--- DESCRIPTION OF THE TASK ---
Could you copy every line from the material below in which "name" appears?

--- RECORDS TO PROCESS ---
[start]

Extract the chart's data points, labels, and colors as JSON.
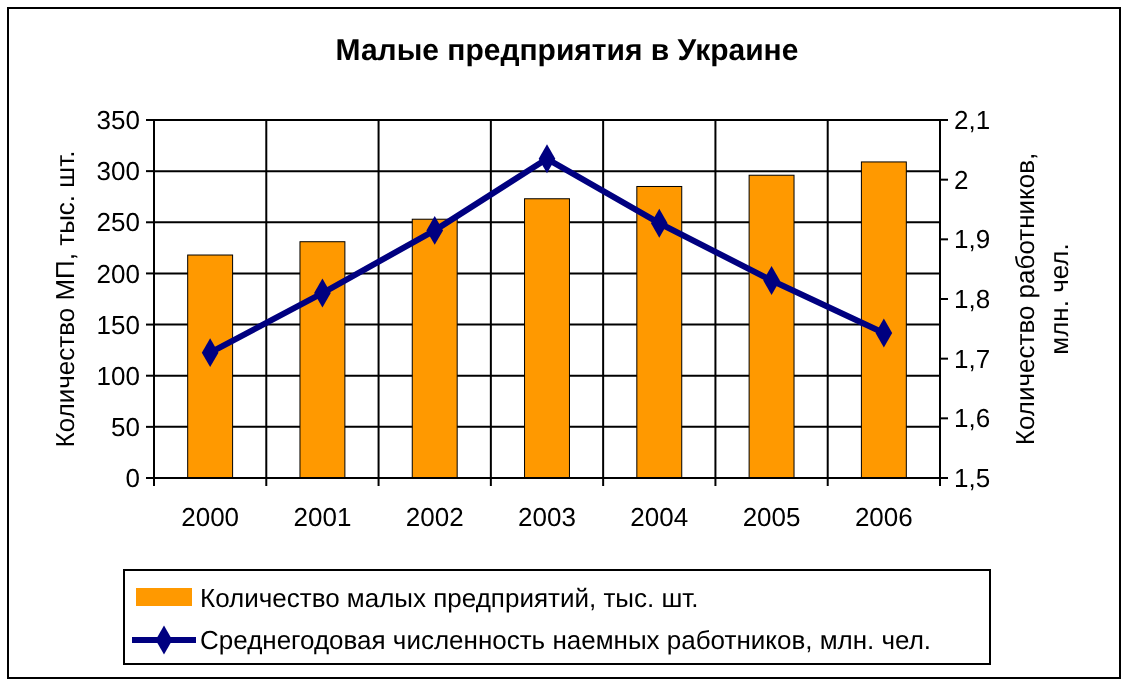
{
  "chart_data": {
    "type": "bar",
    "title": "Малые предприятия в Украине",
    "ylabel": "Количество МП, тыс. шт.",
    "y2label": "Количество работников, млн. чел.",
    "categories": [
      "2000",
      "2001",
      "2002",
      "2003",
      "2004",
      "2005",
      "2006"
    ],
    "series": [
      {
        "name": "Количество малых предприятий, тыс. шт.",
        "color": "#ff9900",
        "values": [
          218,
          231,
          253,
          273,
          285,
          296,
          309
        ]
      },
      {
        "name": "Среднегодовая численность наемных работников, млн. чел.",
        "type": "line",
        "axis": "y2",
        "color": "#000080",
        "values": [
          1.71,
          1.81,
          1.915,
          2.035,
          1.927,
          1.831,
          1.743
        ]
      }
    ],
    "ylim": [
      0,
      350
    ],
    "yticks": [
      0,
      50,
      100,
      150,
      200,
      250,
      300,
      350
    ],
    "y2lim": [
      1.5,
      2.1
    ],
    "y2ticks": [
      {
        "value": 1.5,
        "label": "1,5"
      },
      {
        "value": 1.6,
        "label": "1,6"
      },
      {
        "value": 1.7,
        "label": "1,7"
      },
      {
        "value": 1.8,
        "label": "1,8"
      },
      {
        "value": 1.9,
        "label": "1,9"
      },
      {
        "value": 2,
        "label": "2"
      },
      {
        "value": 2.1,
        "label": "2,1"
      }
    ],
    "grid": true,
    "legend": "bottom",
    "marker": "diamond",
    "line_style": "solid"
  }
}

[end]

--- OUTPUT OF THE TASK ---
        "name": "Количество малых предприятий, тыс. шт.",
        "name": "Среднегодовая численность наемных работников, млн. чел.",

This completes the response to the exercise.